▶ What you are asked to do: Extract each line of the material that follows exactly and omit its pictures.
-------- Exercise material
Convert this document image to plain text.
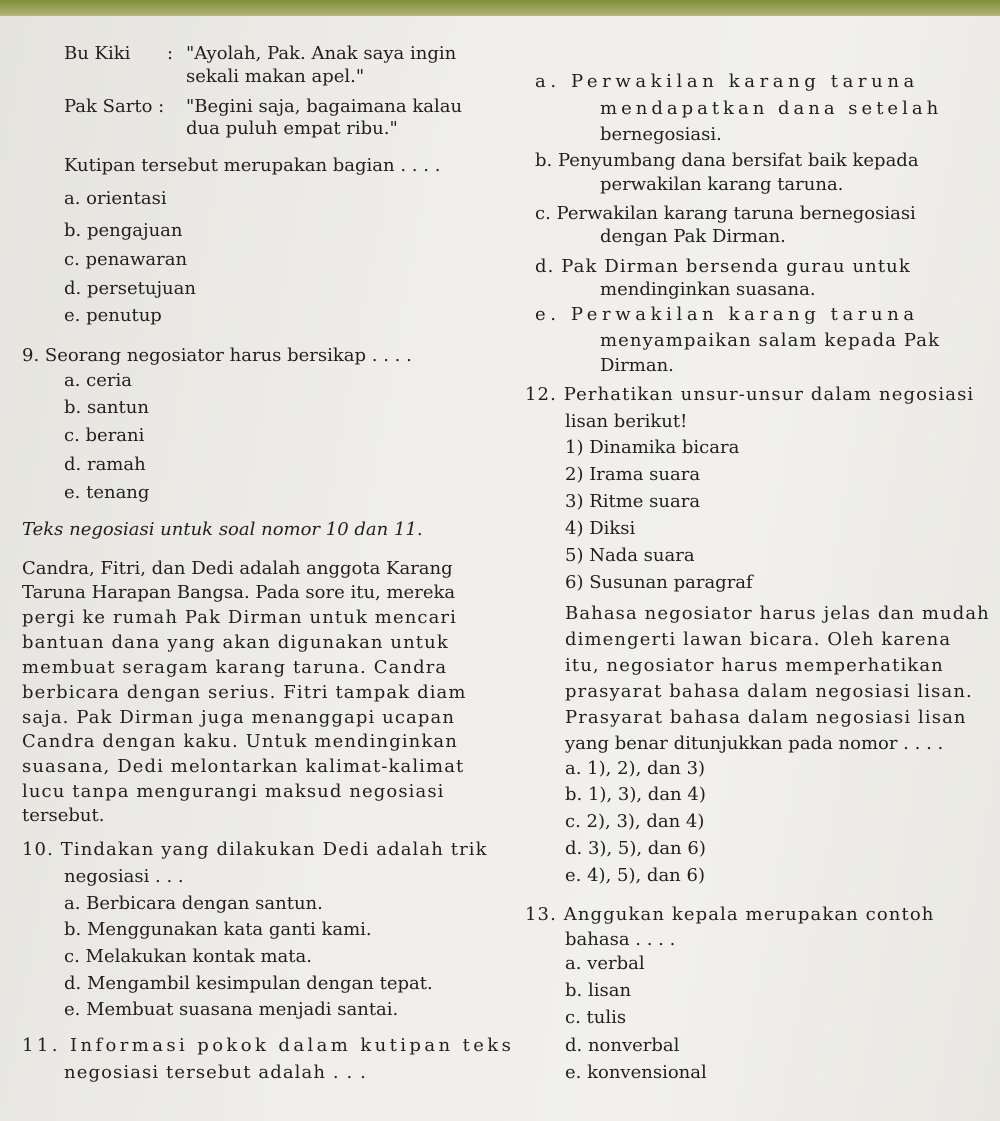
Bu Kiki : "Ayolah, Pak. Anak saya ingin
sekali makan apel."
Pak Sarto : "Begini saja, bagaimana kalau
dua puluh empat ribu."
Kutipan tersebut merupakan bagian . . . .
a. orientasi
b. pengajuan
c. penawaran
d. persetujuan
e. penutup
9. Seorang negosiator harus bersikap . . . .
a. ceria
b. santun
c. berani
d. ramah
e. tenang
Teks negosiasi untuk soal nomor 10 dan 11.
Candra, Fitri, dan Dedi adalah anggota Karang
Taruna Harapan Bangsa. Pada sore itu, mereka
pergi ke rumah Pak Dirman untuk mencari
bantuan dana yang akan digunakan untuk
membuat seragam karang taruna. Candra
berbicara dengan serius. Fitri tampak diam
saja. Pak Dirman juga menanggapi ucapan
Candra dengan kaku. Untuk mendinginkan
suasana, Dedi melontarkan kalimat-kalimat
lucu tanpa mengurangi maksud negosiasi
tersebut.
10. Tindakan yang dilakukan Dedi adalah trik
negosiasi . . .
a. Berbicara dengan santun.
b. Menggunakan kata ganti kami.
c. Melakukan kontak mata.
d. Mengambil kesimpulan dengan tepat.
e. Membuat suasana menjadi santai.
11. Informasi pokok dalam kutipan teks
negosiasi tersebut adalah . . .
a. Perwakilan karang taruna
mendapatkan dana setelah
bernegosiasi.
b. Penyumbang dana bersifat baik kepada
perwakilan karang taruna.
c. Perwakilan karang taruna bernegosiasi
dengan Pak Dirman.
d. Pak Dirman bersenda gurau untuk
mendinginkan suasana.
e. Perwakilan karang taruna
menyampaikan salam kepada Pak
Dirman.
12. Perhatikan unsur-unsur dalam negosiasi
lisan berikut!
1) Dinamika bicara
2) Irama suara
3) Ritme suara
4) Diksi
5) Nada suara
6) Susunan paragraf
Bahasa negosiator harus jelas dan mudah
dimengerti lawan bicara. Oleh karena
itu, negosiator harus memperhatikan
prasyarat bahasa dalam negosiasi lisan.
Prasyarat bahasa dalam negosiasi lisan
yang benar ditunjukkan pada nomor . . . .
a. 1), 2), dan 3)
b. 1), 3), dan 4)
c. 2), 3), dan 4)
d. 3), 5), dan 6)
e. 4), 5), dan 6)
13. Anggukan kepala merupakan contoh
bahasa . . . .
a. verbal
b. lisan
c. tulis
d. nonverbal
e. konvensional
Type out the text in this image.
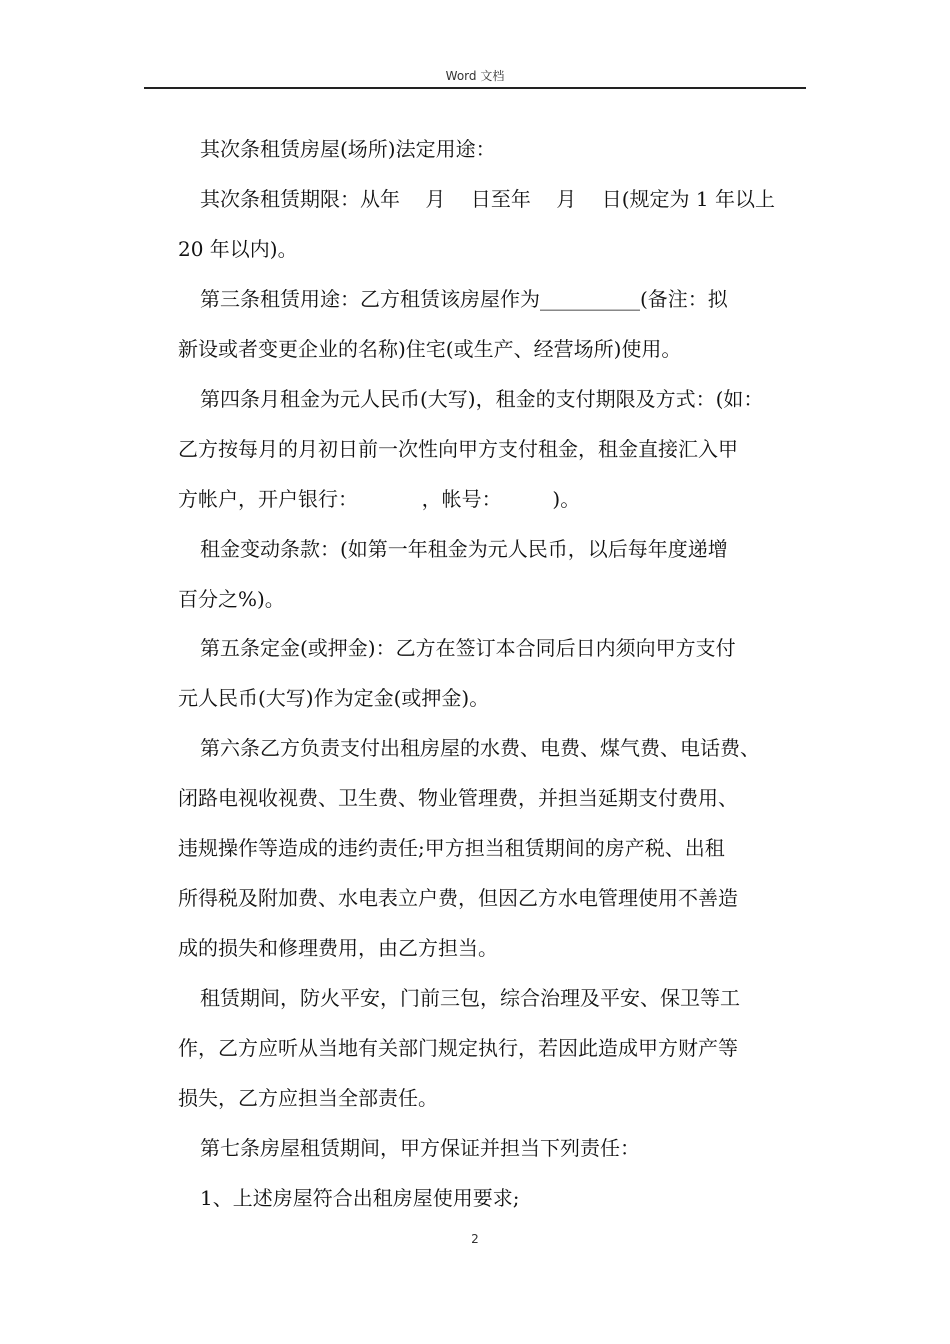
Word 文档
其次条租赁房屋(场所)法定用途：
其次条租赁期限：从年    月    日至年    月    日(规定为 1 年以上
20 年以内)。
第三条租赁用途：乙方租赁该房屋作为__________(备注：拟
新设或者变更企业的名称)住宅(或生产、经营场所)使用。
第四条月租金为元人民币(大写)，租金的支付期限及方式：(如：
乙方按每月的月初日前一次性向甲方支付租金，租金直接汇入甲
方帐户，开户银行：          ，帐号：        )。
租金变动条款：(如第一年租金为元人民币，以后每年度递增
百分之%)。
第五条定金(或押金)：乙方在签订本合同后日内须向甲方支付
元人民币(大写)作为定金(或押金)。
第六条乙方负责支付出租房屋的水费、电费、煤气费、电话费、
闭路电视收视费、卫生费、物业管理费，并担当延期支付费用、
违规操作等造成的违约责任;甲方担当租赁期间的房产税、出租
所得税及附加费、水电表立户费，但因乙方水电管理使用不善造
成的损失和修理费用，由乙方担当。
租赁期间，防火平安，门前三包，综合治理及平安、保卫等工
作，乙方应听从当地有关部门规定执行，若因此造成甲方财产等
损失，乙方应担当全部责任。
第七条房屋租赁期间，甲方保证并担当下列责任：
1、上述房屋符合出租房屋使用要求;
2
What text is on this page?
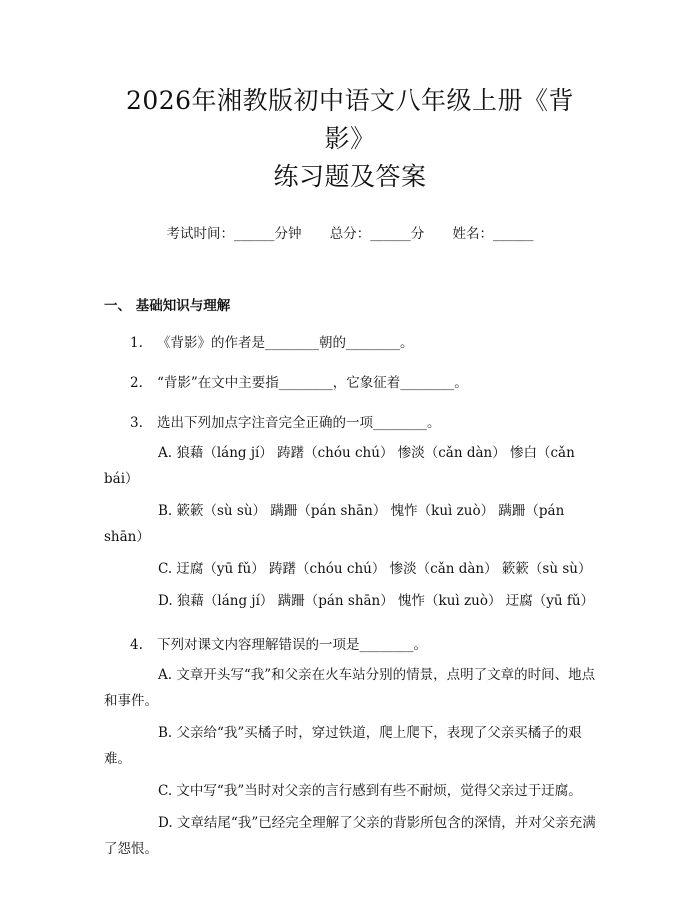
2026年湘教版初中语文八年级上册《背影》
练习题及答案
考试时间：______分钟 总分：______分 姓名：______
一、 基础知识与理解
1. 《背影》的作者是________朝的________。
2. “背影”在文中主要指________，它象征着________。
3. 选出下列加点字注音完全正确的一项________。
A. 狼藉（láng jí） 踌躇（chóu chú） 惨淡（cǎn dàn） 惨白（cǎn bái）
B. 簌簌（sù sù） 蹒跚（pán shān） 愧怍（kuì zuò） 蹒跚（pán shān）
C. 迂腐（yū fǔ） 踌躇（chóu chú） 惨淡（cǎn dàn） 簌簌（sù sù）
D. 狼藉（láng jí） 蹒跚（pán shān） 愧怍（kuì zuò） 迂腐（yū fǔ）
4. 下列对课文内容理解错误的一项是________。
A. 文章开头写“我”和父亲在火车站分别的情景，点明了文章的时间、地点和事件。
B. 父亲给“我”买橘子时，穿过铁道，爬上爬下，表现了父亲买橘子的艰难。
C. 文中写“我”当时对父亲的言行感到有些不耐烦，觉得父亲过于迂腐。
D. 文章结尾“我”已经完全理解了父亲的背影所包含的深情，并对父亲充满了怨恨。
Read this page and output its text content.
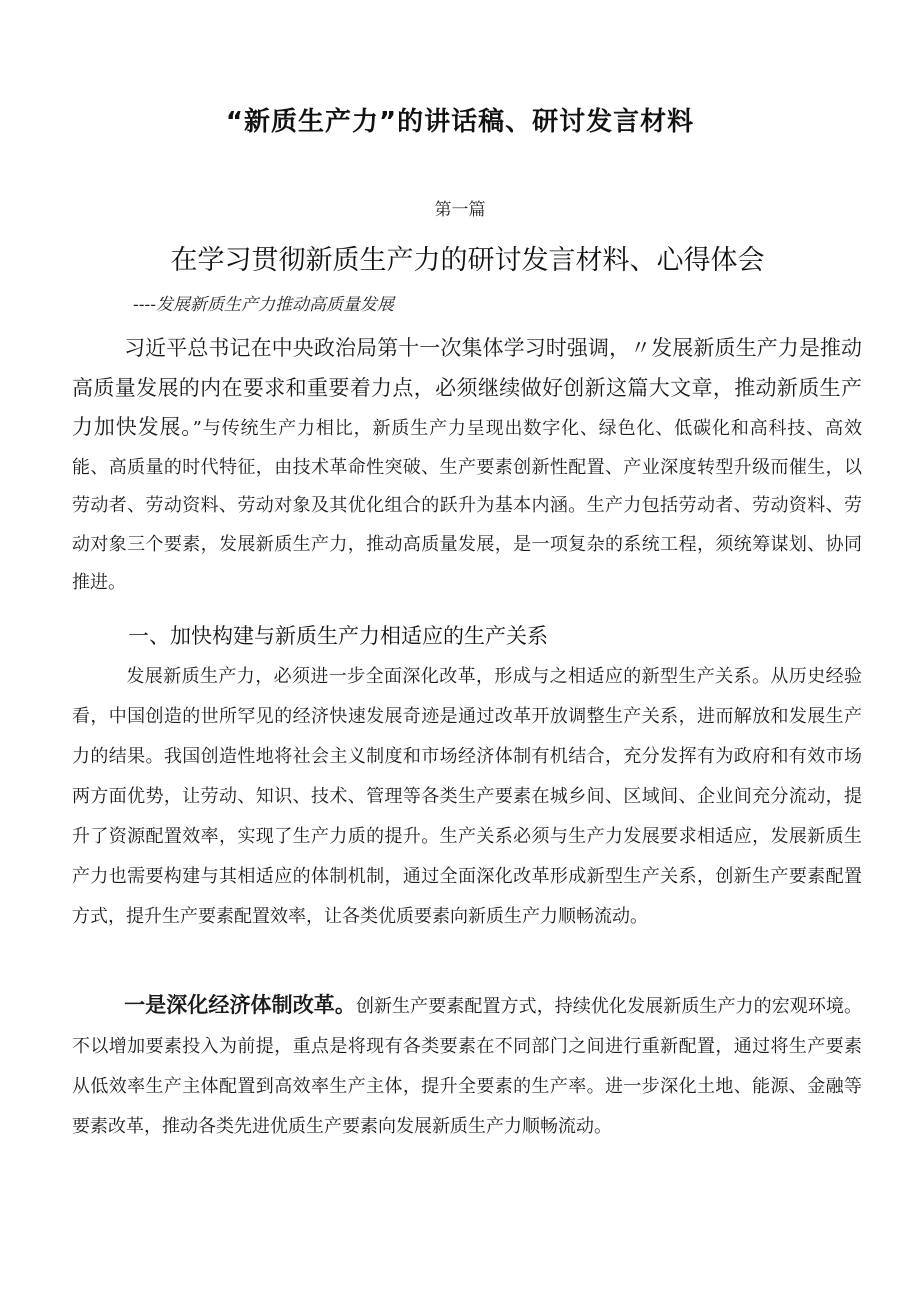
“新质生产力”的讲话稿、研讨发言材料
第一篇
在学习贯彻新质生产力的研讨发言材料、心得体会
----发展新质生产力推动高质量发展

习近平总书记在中央政治局第十一次集体学习时强调，〃发展新质生产力是推动高质量发展的内在要求和重要着力点，必须继续做好创新这篇大文章，推动新质生产力加快发展。”与传统生产力相比，新质生产力呈现出数字化、绿色化、低碳化和高科技、高效能、高质量的时代特征，由技术革命性突破、生产要素创新性配置、产业深度转型升级而催生，以劳动者、劳动资料、劳动对象及其优化组合的跃升为基本内涵。生产力包括劳动者、劳动资料、劳动对象三个要素，发展新质生产力，推动高质量发展，是一项复杂的系统工程，须统筹谋划、协同推进。

一、加快构建与新质生产力相适应的生产关系

发展新质生产力，必须进一步全面深化改革，形成与之相适应的新型生产关系。从历史经验看，中国创造的世所罕见的经济快速发展奇迹是通过改革开放调整生产关系，进而解放和发展生产力的结果。我国创造性地将社会主义制度和市场经济体制有机结合，充分发挥有为政府和有效市场两方面优势，让劳动、知识、技术、管理等各类生产要素在城乡间、区域间、企业间充分流动，提升了资源配置效率，实现了生产力质的提升。生产关系必须与生产力发展要求相适应，发展新质生产力也需要构建与其相适应的体制机制，通过全面深化改革形成新型生产关系，创新生产要素配置方式，提升生产要素配置效率，让各类优质要素向新质生产力顺畅流动。

一是深化经济体制改革。创新生产要素配置方式，持续优化发展新质生产力的宏观环境。不以增加要素投入为前提，重点是将现有各类要素在不同部门之间进行重新配置，通过将生产要素从低效率生产主体配置到高效率生产主体，提升全要素的生产率。进一步深化土地、能源、金融等要素改革，推动各类先进优质生产要素向发展新质生产力顺畅流动。
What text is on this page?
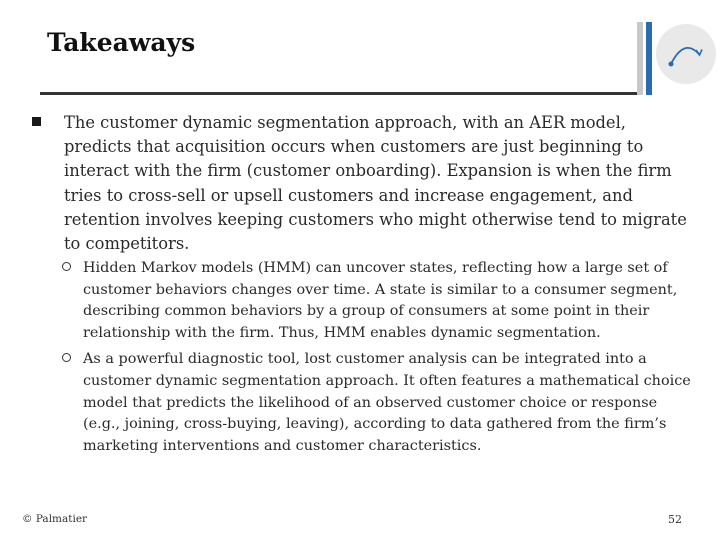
Takeaways
The customer dynamic segmentation approach, with an AER model, predicts that acquisition occurs when customers are just beginning to interact with the firm (customer onboarding). Expansion is when the firm tries to cross-sell or upsell customers and increase engagement, and retention involves keeping customers who might otherwise tend to migrate to competitors.
Hidden Markov models (HMM) can uncover states, reflecting how a large set of customer behaviors changes over time. A state is similar to a consumer segment, describing common behaviors by a group of consumers at some point in their relationship with the firm. Thus, HMM enables dynamic segmentation.
As a powerful diagnostic tool, lost customer analysis can be integrated into a customer dynamic segmentation approach. It often features a mathematical choice model that predicts the likelihood of an observed customer choice or response (e.g., joining, cross-buying, leaving), according to data gathered from the firm’s marketing interventions and customer characteristics.
© Palmatier	52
----------------
▶ Response to this exercise:
Convert this document image to plain text.
Bu Kiki : "Ayolah, Pak. Anak saya ingin
sekali makan apel."
Pak Sarto : "Begini saja, bagaimana kalau
dua puluh empat ribu."
Kutipan tersebut merupakan bagian . . . .
a. orientasi
b. pengajuan
c. penawaran
d. persetujuan
e. penutup
9. Seorang negosiator harus bersikap . . . .
a. ceria
b. santun
c. berani
d. ramah
e. tenang
Teks negosiasi untuk soal nomor 10 dan 11.
Candra, Fitri, dan Dedi adalah anggota Karang
Taruna Harapan Bangsa. Pada sore itu, mereka
pergi ke rumah Pak Dirman untuk mencari
bantuan dana yang akan digunakan untuk
membuat seragam karang taruna. Candra
berbicara dengan serius. Fitri tampak diam
saja. Pak Dirman juga menanggapi ucapan
Candra dengan kaku. Untuk mendinginkan
suasana, Dedi melontarkan kalimat-kalimat
lucu tanpa mengurangi maksud negosiasi
tersebut.
10. Tindakan yang dilakukan Dedi adalah trik
negosiasi . . .
a. Berbicara dengan santun.
b. Menggunakan kata ganti kami.
c. Melakukan kontak mata.
d. Mengambil kesimpulan dengan tepat.
e. Membuat suasana menjadi santai.
11. Informasi pokok dalam kutipan teks
negosiasi tersebut adalah . . .
a. Perwakilan karang taruna
mendapatkan dana setelah
bernegosiasi.
b. Penyumbang dana bersifat baik kepada
perwakilan karang taruna.
c. Perwakilan karang taruna bernegosiasi
dengan Pak Dirman.
d. Pak Dirman bersenda gurau untuk
mendinginkan suasana.
e. Perwakilan karang taruna
menyampaikan salam kepada Pak
Dirman.
12. Perhatikan unsur-unsur dalam negosiasi
lisan berikut!
1) Dinamika bicara
2) Irama suara
3) Ritme suara
4) Diksi
5) Nada suara
6) Susunan paragraf
Bahasa negosiator harus jelas dan mudah
dimengerti lawan bicara. Oleh karena
itu, negosiator harus memperhatikan
prasyarat bahasa dalam negosiasi lisan.
Prasyarat bahasa dalam negosiasi lisan
yang benar ditunjukkan pada nomor . . . .
a. 1), 2), dan 3)
b. 1), 3), dan 4)
c. 2), 3), dan 4)
d. 3), 5), dan 6)
e. 4), 5), dan 6)
13. Anggukan kepala merupakan contoh
bahasa . . . .
a. verbal
b. lisan
c. tulis
d. nonverbal
e. konvensional
Type out the text in this image.
Word 文档
其次条租赁房屋(场所)法定用途：
其次条租赁期限：从年    月    日至年    月    日(规定为 1 年以上
20 年以内)。
第三条租赁用途：乙方租赁该房屋作为__________(备注：拟
新设或者变更企业的名称)住宅(或生产、经营场所)使用。
第四条月租金为元人民币(大写)，租金的支付期限及方式：(如：
乙方按每月的月初日前一次性向甲方支付租金，租金直接汇入甲
方帐户，开户银行：          ，帐号：        )。
租金变动条款：(如第一年租金为元人民币，以后每年度递增
百分之%)。
第五条定金(或押金)：乙方在签订本合同后日内须向甲方支付
元人民币(大写)作为定金(或押金)。
第六条乙方负责支付出租房屋的水费、电费、煤气费、电话费、
闭路电视收视费、卫生费、物业管理费，并担当延期支付费用、
违规操作等造成的违约责任;甲方担当租赁期间的房产税、出租
所得税及附加费、水电表立户费，但因乙方水电管理使用不善造
成的损失和修理费用，由乙方担当。
租赁期间，防火平安，门前三包，综合治理及平安、保卫等工
作，乙方应听从当地有关部门规定执行，若因此造成甲方财产等
损失，乙方应担当全部责任。
第七条房屋租赁期间，甲方保证并担当下列责任：
1、上述房屋符合出租房屋使用要求;
2
What text is on this page?
2026年湘教版初中语文八年级上册《背影》
练习题及答案
考试时间：______分钟 总分：______分 姓名：______
一、 基础知识与理解
1. 《背影》的作者是________朝的________。
2. “背影”在文中主要指________，它象征着________。
3. 选出下列加点字注音完全正确的一项________。
A. 狼藉（láng jí） 踌躇（chóu chú） 惨淡（cǎn dàn） 惨白（cǎn bái）
B. 簌簌（sù sù） 蹒跚（pán shān） 愧怍（kuì zuò） 蹒跚（pán shān）
C. 迂腐（yū fǔ） 踌躇（chóu chú） 惨淡（cǎn dàn） 簌簌（sù sù）
D. 狼藉（láng jí） 蹒跚（pán shān） 愧怍（kuì zuò） 迂腐（yū fǔ）
4. 下列对课文内容理解错误的一项是________。
A. 文章开头写“我”和父亲在火车站分别的情景，点明了文章的时间、地点和事件。
B. 父亲给“我”买橘子时，穿过铁道，爬上爬下，表现了父亲买橘子的艰难。
C. 文中写“我”当时对父亲的言行感到有些不耐烦，觉得父亲过于迂腐。
D. 文章结尾“我”已经完全理解了父亲的背影所包含的深情，并对父亲充满了怨恨。
Read this page and output its text content.
“新质生产力”的讲话稿、研讨发言材料
第一篇
在学习贯彻新质生产力的研讨发言材料、心得体会
----发展新质生产力推动高质量发展

习近平总书记在中央政治局第十一次集体学习时强调，〃发展新质生产力是推动高质量发展的内在要求和重要着力点，必须继续做好创新这篇大文章，推动新质生产力加快发展。”与传统生产力相比，新质生产力呈现出数字化、绿色化、低碳化和高科技、高效能、高质量的时代特征，由技术革命性突破、生产要素创新性配置、产业深度转型升级而催生，以劳动者、劳动资料、劳动对象及其优化组合的跃升为基本内涵。生产力包括劳动者、劳动资料、劳动对象三个要素，发展新质生产力，推动高质量发展，是一项复杂的系统工程，须统筹谋划、协同推进。

一、加快构建与新质生产力相适应的生产关系

发展新质生产力，必须进一步全面深化改革，形成与之相适应的新型生产关系。从历史经验看，中国创造的世所罕见的经济快速发展奇迹是通过改革开放调整生产关系，进而解放和发展生产力的结果。我国创造性地将社会主义制度和市场经济体制有机结合，充分发挥有为政府和有效市场两方面优势，让劳动、知识、技术、管理等各类生产要素在城乡间、区域间、企业间充分流动，提升了资源配置效率，实现了生产力质的提升。生产关系必须与生产力发展要求相适应，发展新质生产力也需要构建与其相适应的体制机制，通过全面深化改革形成新型生产关系，创新生产要素配置方式，提升生产要素配置效率，让各类优质要素向新质生产力顺畅流动。

一是深化经济体制改革。创新生产要素配置方式，持续优化发展新质生产力的宏观环境。不以增加要素投入为前提，重点是将现有各类要素在不同部门之间进行重新配置，通过将生产要素从低效率生产主体配置到高效率生产主体，提升全要素的生产率。进一步深化土地、能源、金融等要素改革，推动各类先进优质生产要素向发展新质生产力顺畅流动。
What text is on this page?
Takeaways
The customer dynamic segmentation approach, with an AER model, predicts that acquisition occurs when customers are just beginning to interact with the firm (customer onboarding). Expansion is when the firm tries to cross-sell or upsell customers and increase engagement, and retention involves keeping customers who might otherwise tend to migrate to competitors.
Hidden Markov models (HMM) can uncover states, reflecting how a large set of customer behaviors changes over time. A state is similar to a consumer segment, describing common behaviors by a group of consumers at some point in their relationship with the firm. Thus, HMM enables dynamic segmentation.
As a powerful diagnostic tool, lost customer analysis can be integrated into a customer dynamic segmentation approach. It often features a mathematical choice model that predicts the likelihood of an observed customer choice or response (e.g., joining, cross-buying, leaving), according to data gathered from the firm’s marketing interventions and customer characteristics.
© Palmatier	52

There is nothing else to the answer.